Copy each line below in which the string "heading" occurs.

>>

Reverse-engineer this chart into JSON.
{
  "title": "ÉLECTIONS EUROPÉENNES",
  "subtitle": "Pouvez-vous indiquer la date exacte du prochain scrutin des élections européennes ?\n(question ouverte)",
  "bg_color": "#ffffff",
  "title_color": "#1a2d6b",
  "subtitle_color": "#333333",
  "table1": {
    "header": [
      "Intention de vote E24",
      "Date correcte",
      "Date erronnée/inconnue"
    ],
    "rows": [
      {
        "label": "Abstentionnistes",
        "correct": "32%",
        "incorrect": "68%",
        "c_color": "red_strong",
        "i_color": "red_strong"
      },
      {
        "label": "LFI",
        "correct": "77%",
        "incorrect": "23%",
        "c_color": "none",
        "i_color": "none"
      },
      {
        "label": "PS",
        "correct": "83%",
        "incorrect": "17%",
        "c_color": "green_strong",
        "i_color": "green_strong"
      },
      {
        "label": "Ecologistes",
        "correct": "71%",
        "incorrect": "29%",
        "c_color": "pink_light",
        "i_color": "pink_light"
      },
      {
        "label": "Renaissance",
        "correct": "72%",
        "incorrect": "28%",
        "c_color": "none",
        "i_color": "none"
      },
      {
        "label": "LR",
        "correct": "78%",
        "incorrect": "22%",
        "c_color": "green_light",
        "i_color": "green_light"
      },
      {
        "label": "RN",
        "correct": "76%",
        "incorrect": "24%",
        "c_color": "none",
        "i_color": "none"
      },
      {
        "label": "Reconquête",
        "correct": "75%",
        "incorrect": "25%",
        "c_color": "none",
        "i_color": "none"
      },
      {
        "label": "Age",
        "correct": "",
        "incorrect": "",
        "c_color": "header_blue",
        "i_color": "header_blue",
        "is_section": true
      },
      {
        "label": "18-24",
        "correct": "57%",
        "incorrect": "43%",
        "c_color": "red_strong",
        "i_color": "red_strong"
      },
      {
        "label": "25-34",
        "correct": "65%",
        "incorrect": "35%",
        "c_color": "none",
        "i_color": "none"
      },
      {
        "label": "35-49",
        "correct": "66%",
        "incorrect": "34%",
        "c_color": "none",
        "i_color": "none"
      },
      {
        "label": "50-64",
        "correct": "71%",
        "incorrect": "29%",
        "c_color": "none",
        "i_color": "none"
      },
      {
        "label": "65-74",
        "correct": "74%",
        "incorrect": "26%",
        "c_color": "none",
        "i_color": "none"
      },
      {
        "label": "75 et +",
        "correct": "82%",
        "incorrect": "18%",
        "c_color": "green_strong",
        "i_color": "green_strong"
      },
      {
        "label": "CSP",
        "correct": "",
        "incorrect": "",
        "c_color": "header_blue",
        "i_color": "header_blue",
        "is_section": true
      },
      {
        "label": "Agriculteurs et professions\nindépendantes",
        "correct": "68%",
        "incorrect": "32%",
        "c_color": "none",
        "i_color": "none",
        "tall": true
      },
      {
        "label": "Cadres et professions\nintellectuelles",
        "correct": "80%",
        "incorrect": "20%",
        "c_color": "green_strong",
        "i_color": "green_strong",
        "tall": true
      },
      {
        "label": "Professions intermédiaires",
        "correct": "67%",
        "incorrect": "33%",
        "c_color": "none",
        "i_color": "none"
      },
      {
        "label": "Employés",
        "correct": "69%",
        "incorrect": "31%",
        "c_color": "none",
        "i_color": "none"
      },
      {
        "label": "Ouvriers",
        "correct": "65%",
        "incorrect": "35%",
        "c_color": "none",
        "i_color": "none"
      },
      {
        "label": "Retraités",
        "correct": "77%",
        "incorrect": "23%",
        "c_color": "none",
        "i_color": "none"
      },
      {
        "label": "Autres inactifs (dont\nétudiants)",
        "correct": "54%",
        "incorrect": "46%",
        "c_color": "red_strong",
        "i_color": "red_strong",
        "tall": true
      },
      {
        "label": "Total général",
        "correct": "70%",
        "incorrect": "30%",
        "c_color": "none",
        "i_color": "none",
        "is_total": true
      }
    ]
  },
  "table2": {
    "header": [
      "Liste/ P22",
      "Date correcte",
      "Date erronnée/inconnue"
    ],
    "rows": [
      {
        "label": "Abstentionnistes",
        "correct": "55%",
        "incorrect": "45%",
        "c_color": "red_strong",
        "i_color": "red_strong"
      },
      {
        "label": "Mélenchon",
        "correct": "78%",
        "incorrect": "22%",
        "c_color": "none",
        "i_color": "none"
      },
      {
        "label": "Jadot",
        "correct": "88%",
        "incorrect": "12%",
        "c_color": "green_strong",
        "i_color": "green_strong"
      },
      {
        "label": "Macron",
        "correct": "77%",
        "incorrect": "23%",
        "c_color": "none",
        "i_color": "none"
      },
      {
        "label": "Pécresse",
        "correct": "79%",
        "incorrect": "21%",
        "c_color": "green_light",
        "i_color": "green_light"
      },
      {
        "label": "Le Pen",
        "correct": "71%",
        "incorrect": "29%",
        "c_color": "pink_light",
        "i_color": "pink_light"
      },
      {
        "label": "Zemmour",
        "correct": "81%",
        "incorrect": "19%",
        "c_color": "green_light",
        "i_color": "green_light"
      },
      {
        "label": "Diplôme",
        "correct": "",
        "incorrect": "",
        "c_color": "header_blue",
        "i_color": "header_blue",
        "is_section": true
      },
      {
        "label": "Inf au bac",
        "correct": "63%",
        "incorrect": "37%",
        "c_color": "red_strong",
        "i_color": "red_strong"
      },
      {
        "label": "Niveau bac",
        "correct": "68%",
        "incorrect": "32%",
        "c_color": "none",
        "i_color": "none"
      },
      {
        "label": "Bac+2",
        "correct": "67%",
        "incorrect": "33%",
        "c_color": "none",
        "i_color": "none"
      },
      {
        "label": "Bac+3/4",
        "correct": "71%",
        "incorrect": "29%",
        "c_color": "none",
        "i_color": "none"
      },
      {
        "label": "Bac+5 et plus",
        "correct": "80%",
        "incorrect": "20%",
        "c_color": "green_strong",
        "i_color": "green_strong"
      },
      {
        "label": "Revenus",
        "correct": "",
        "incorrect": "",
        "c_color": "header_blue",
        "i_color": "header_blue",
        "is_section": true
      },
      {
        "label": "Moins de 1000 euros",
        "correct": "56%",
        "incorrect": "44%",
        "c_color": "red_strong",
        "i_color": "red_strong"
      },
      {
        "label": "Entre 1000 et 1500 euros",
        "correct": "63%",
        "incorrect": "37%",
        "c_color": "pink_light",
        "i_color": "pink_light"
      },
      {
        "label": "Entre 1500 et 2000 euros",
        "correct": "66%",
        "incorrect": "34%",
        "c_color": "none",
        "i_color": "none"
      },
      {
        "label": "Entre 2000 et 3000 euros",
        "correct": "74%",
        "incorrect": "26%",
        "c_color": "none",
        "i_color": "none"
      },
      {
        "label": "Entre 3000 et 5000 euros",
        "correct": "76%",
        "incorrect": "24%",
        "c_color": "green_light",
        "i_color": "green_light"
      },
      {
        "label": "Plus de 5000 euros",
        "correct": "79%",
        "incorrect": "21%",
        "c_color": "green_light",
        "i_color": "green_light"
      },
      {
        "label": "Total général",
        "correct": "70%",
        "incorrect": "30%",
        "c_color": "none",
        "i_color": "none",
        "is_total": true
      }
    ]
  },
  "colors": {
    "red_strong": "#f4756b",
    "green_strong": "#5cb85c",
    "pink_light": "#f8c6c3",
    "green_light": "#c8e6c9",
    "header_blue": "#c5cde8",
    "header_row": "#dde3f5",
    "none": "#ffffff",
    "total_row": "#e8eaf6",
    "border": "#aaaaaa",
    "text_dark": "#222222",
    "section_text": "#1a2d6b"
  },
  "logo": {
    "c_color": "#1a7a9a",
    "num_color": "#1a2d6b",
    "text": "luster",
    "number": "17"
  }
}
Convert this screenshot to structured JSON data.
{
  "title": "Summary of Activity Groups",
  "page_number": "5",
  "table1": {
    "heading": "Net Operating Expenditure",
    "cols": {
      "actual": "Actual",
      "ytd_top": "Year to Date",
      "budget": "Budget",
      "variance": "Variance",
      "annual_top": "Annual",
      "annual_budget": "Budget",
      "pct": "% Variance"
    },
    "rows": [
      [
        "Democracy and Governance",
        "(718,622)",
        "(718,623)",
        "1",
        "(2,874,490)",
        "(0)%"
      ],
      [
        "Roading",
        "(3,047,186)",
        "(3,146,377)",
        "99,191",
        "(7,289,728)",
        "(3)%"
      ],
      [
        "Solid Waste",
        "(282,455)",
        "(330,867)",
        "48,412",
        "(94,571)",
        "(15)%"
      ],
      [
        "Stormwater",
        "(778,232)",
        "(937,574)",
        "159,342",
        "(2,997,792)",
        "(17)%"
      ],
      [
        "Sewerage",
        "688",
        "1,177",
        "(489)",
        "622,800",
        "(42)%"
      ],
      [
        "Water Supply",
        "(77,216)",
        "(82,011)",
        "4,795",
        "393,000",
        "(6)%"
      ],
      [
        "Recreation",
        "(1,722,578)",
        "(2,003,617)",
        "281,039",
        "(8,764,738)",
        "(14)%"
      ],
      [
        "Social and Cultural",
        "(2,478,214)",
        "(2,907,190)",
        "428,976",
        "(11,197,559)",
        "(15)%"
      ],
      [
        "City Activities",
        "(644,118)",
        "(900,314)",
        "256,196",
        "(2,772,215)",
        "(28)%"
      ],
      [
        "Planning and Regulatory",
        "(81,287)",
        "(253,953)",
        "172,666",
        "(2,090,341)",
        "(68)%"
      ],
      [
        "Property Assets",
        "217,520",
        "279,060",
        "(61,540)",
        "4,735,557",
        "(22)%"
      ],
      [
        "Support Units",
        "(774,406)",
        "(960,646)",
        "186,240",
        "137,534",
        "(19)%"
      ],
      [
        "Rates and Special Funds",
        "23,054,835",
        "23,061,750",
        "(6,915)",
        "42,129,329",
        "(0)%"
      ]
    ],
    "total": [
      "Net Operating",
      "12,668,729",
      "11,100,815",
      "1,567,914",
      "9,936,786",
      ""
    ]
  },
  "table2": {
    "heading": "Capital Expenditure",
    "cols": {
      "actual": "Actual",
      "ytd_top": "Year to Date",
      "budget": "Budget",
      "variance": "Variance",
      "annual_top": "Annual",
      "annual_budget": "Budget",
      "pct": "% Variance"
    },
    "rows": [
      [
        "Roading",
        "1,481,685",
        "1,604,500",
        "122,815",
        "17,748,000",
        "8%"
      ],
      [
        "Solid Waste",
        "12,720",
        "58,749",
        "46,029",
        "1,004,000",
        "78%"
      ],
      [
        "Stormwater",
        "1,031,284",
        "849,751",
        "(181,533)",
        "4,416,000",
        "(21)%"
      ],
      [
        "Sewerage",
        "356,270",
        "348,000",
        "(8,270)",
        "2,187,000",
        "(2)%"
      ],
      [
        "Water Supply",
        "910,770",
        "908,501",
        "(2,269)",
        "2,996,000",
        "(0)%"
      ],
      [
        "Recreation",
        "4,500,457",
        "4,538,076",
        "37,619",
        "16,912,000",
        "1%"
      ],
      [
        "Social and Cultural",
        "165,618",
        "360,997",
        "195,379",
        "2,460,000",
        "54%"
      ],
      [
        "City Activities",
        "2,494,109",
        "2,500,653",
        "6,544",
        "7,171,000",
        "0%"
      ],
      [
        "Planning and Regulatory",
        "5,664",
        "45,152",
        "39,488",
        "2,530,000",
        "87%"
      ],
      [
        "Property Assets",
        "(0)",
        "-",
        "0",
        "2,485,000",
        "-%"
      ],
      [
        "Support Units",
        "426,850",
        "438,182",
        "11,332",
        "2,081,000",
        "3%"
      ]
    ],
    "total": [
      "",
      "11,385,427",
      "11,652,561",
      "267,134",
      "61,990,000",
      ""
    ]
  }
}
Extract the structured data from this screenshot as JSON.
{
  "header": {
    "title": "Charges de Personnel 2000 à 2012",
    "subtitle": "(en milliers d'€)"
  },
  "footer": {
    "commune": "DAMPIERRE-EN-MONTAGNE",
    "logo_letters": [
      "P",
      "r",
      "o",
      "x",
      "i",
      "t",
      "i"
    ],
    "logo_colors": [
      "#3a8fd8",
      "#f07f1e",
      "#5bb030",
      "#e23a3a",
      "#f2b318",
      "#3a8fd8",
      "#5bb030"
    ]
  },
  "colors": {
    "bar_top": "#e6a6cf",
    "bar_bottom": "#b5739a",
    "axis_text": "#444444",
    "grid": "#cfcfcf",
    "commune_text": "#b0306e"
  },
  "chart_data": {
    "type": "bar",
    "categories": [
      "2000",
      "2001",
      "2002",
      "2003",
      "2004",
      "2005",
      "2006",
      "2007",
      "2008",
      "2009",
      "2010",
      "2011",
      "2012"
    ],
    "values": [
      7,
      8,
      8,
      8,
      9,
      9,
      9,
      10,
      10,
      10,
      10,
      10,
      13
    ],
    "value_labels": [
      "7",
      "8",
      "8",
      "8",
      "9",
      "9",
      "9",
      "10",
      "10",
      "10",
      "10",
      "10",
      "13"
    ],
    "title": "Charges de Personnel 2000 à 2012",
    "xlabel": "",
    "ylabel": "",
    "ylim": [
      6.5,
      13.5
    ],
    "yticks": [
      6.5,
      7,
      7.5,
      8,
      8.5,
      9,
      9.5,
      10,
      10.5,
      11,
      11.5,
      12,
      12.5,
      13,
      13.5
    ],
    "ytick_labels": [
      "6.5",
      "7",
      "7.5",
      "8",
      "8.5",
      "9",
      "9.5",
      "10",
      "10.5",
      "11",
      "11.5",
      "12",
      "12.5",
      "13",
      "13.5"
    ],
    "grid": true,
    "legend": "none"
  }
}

<<

(Problem solution)
    "heading": "Net Operating Expenditure",
    "heading": "Capital Expenditure",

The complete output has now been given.